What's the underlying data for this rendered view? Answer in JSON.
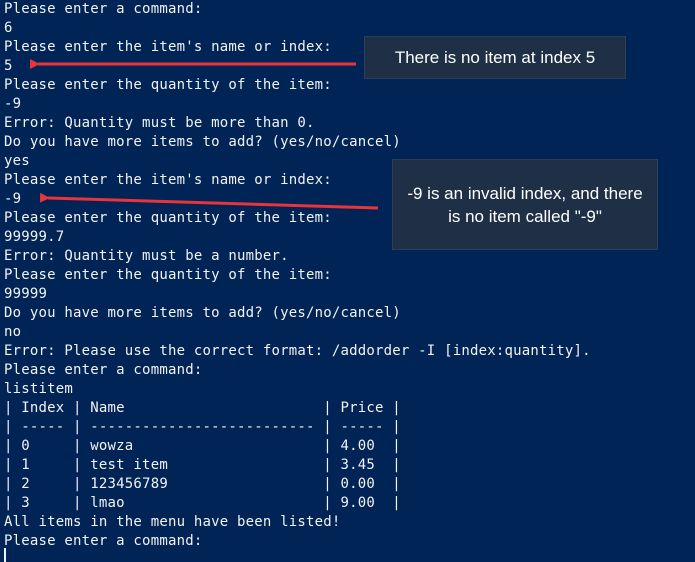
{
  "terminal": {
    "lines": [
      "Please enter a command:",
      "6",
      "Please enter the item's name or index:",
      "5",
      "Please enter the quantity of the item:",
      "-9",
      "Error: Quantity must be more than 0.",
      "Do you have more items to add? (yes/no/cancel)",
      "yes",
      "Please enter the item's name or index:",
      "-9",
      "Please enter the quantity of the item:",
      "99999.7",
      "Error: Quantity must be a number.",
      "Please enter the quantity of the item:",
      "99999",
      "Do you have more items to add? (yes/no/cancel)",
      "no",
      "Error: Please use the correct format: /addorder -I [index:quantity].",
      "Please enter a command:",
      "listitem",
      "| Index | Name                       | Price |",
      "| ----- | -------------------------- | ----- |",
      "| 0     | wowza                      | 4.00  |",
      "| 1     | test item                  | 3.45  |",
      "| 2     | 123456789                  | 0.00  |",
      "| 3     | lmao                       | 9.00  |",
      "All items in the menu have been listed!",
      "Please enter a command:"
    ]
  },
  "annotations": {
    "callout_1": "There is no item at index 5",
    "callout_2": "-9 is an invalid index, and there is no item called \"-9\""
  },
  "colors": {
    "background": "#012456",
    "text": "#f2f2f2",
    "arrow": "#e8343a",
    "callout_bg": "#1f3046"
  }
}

════

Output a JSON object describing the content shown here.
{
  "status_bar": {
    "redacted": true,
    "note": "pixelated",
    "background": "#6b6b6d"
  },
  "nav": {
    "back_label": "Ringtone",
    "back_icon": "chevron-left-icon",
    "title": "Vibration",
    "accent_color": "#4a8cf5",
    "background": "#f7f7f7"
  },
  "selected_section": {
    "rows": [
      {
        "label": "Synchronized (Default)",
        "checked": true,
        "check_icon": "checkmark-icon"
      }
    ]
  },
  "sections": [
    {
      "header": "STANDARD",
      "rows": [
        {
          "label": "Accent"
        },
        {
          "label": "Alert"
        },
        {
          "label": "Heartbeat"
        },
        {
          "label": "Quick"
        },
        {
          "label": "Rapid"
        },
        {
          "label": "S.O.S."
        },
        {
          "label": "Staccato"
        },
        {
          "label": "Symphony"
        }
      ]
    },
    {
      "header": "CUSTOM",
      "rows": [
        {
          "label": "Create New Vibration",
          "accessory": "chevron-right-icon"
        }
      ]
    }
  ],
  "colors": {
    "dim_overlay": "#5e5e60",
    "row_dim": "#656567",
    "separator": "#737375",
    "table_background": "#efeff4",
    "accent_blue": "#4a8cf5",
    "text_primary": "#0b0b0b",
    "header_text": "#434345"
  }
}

════

■ EXERCISE INSTRUCTIONS ■
Count how many lines in the data above hold the string "Vibration", and give the number with no other words.

■ RESPONSE TO THE TASK ■
2